Requirement:
Produce a verbatim copy of the entries listed below.

Raw data:
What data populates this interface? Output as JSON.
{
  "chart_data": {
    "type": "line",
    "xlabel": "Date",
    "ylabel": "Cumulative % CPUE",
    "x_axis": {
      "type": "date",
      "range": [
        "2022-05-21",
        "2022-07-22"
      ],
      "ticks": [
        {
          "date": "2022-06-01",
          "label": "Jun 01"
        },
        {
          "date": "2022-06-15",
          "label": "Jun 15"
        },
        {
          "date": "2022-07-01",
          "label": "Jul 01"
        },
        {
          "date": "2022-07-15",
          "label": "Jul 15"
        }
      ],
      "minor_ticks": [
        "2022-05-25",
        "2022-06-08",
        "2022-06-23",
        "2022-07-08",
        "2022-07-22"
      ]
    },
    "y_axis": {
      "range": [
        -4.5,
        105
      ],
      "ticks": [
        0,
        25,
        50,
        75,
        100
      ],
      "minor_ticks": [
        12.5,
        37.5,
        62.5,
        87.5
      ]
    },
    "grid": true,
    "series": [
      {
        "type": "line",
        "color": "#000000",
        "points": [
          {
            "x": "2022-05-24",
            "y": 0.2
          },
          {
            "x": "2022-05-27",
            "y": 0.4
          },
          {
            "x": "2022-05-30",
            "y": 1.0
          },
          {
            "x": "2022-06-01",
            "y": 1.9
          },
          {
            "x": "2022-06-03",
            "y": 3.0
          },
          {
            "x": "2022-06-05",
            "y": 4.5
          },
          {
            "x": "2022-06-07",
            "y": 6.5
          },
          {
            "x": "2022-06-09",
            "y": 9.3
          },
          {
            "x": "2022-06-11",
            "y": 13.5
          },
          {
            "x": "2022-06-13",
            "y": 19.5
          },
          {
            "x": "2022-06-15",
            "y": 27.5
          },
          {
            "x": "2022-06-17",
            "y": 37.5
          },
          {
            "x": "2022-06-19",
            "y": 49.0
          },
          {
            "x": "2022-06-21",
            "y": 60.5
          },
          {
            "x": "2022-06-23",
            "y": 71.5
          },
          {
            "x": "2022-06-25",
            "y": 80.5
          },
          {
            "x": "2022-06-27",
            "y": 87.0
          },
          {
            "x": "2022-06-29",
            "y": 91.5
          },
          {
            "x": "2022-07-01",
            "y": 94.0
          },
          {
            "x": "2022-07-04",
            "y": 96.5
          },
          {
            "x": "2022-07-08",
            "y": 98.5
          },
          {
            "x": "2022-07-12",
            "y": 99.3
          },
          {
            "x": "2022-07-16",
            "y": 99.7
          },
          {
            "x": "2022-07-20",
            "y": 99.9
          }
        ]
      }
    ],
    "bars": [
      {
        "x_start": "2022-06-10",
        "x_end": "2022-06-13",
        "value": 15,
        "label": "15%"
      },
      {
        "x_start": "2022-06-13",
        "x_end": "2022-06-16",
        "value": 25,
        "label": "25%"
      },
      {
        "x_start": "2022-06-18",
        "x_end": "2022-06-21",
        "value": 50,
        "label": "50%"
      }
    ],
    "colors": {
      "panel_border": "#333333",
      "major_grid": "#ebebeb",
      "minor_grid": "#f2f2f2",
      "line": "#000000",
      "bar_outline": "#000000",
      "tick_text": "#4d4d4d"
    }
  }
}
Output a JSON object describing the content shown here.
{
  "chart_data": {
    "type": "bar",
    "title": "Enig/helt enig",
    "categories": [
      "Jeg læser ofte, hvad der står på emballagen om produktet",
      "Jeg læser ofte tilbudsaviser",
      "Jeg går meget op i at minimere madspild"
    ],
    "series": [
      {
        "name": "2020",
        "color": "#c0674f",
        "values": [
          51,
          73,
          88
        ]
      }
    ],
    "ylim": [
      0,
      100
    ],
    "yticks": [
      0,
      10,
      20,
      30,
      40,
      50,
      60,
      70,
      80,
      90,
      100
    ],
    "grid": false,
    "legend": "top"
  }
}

Response to this task:
What data populates this interface? Output as JSON.
{
  "chart_data": {
    "type": "line",
    "xlabel": "Date",
    "ylabel": "Cumulative % CPUE",
    "x_axis": {
      "type": "date",
      "range": [
        "2022-05-21",
        "2022-07-22"
      ],
      "ticks": [
        {
          "date": "2022-06-01",
          "label": "Jun 01"
        },
        {
          "date": "2022-06-15",
          "label": "Jun 15"
        },
        {
          "date": "2022-07-01",
          "label": "Jul 01"
        },
        {
          "date": "2022-07-15",
          "label": "Jul 15"
        }
      ],
      "minor_ticks": [
        "2022-05-25",
        "2022-06-08",
        "2022-06-23",
        "2022-07-08",
        "2022-07-22"
      ]
    },
    "y_axis": {
      "range": [
        -4.5,
        105
      ],
      "ticks": [
        0,
        25,
        50,
        75,
        100
      ],
      "minor_ticks": [
        12.5,
        37.5,
        62.5,
        87.5
      ]
    },
    "grid": true,
    "series": [
      {
        "type": "line",
        "color": "#000000",
        "points": [
          {
            "x": "2022-05-24",
            "y": 0.2
          },
          {
            "x": "2022-05-27",
            "y": 0.4
          },
          {
            "x": "2022-05-30",
            "y": 1.0
          },
          {
            "x": "2022-06-01",
            "y": 1.9
          },
          {
            "x": "2022-06-03",
            "y": 3.0
          },
          {
            "x": "2022-06-05",
            "y": 4.5
          },
          {
            "x": "2022-06-07",
            "y": 6.5
          },
          {
            "x": "2022-06-09",
            "y": 9.3
          },
          {
            "x": "2022-06-11",
            "y": 13.5
          },
          {
            "x": "2022-06-13",
            "y": 19.5
          },
          {
            "x": "2022-06-15",
            "y": 27.5
          },
          {
            "x": "2022-06-17",
            "y": 37.5
          },
          {
            "x": "2022-06-19",
            "y": 49.0
          },
          {
            "x": "2022-06-21",
            "y": 60.5
          },
          {
            "x": "2022-06-23",
            "y": 71.5
          },
          {
            "x": "2022-06-25",
            "y": 80.5
          },
          {
            "x": "2022-06-27",
            "y": 87.0
          },
          {
            "x": "2022-06-29",
            "y": 91.5
          },
          {
            "x": "2022-07-01",
            "y": 94.0
          },
          {
            "x": "2022-07-04",
            "y": 96.5
          },
          {
            "x": "2022-07-08",
            "y": 98.5
          },
          {
            "x": "2022-07-12",
            "y": 99.3
          },
          {
            "x": "2022-07-16",
            "y": 99.7
          },
          {
            "x": "2022-07-20",
            "y": 99.9
          }
        ]
      }
    ],
    "bars": [
      {
        "x_start": "2022-06-10",
        "x_end": "2022-06-13",
        "value": 15,
        "label": "15%"
      },
      {
        "x_start": "2022-06-13",
        "x_end": "2022-06-16",
        "value": 25,
        "label": "25%"
      },
      {
        "x_start": "2022-06-18",
        "x_end": "2022-06-21",
        "value": 50,
        "label": "50%"
      }
    ],
    "colors": {
      "panel_border": "#333333",
      "major_grid": "#ebebeb",
      "minor_grid": "#f2f2f2",
      "line": "#000000",
      "bar_outline": "#000000",
      "tick_text": "#4d4d4d"
    }
  }
}
Output a JSON object describing the content shown here.
{
  "chart_data": {
    "type": "bar",
    "title": "Enig/helt enig",
    "categories": [
      "Jeg læser ofte, hvad der står på emballagen om produktet",
      "Jeg læser ofte tilbudsaviser",
      "Jeg går meget op i at minimere madspild"
    ],
    "series": [
      {
        "name": "2020",
        "color": "#c0674f",
        "values": [
          51,
          73,
          88
        ]
      }
    ],
    "ylim": [
      0,
      100
    ],
    "yticks": [
      0,
      10,
      20,
      30,
      40,
      50,
      60,
      70,
      80,
      90,
      100
    ],
    "grid": false,
    "legend": "top"
  }
}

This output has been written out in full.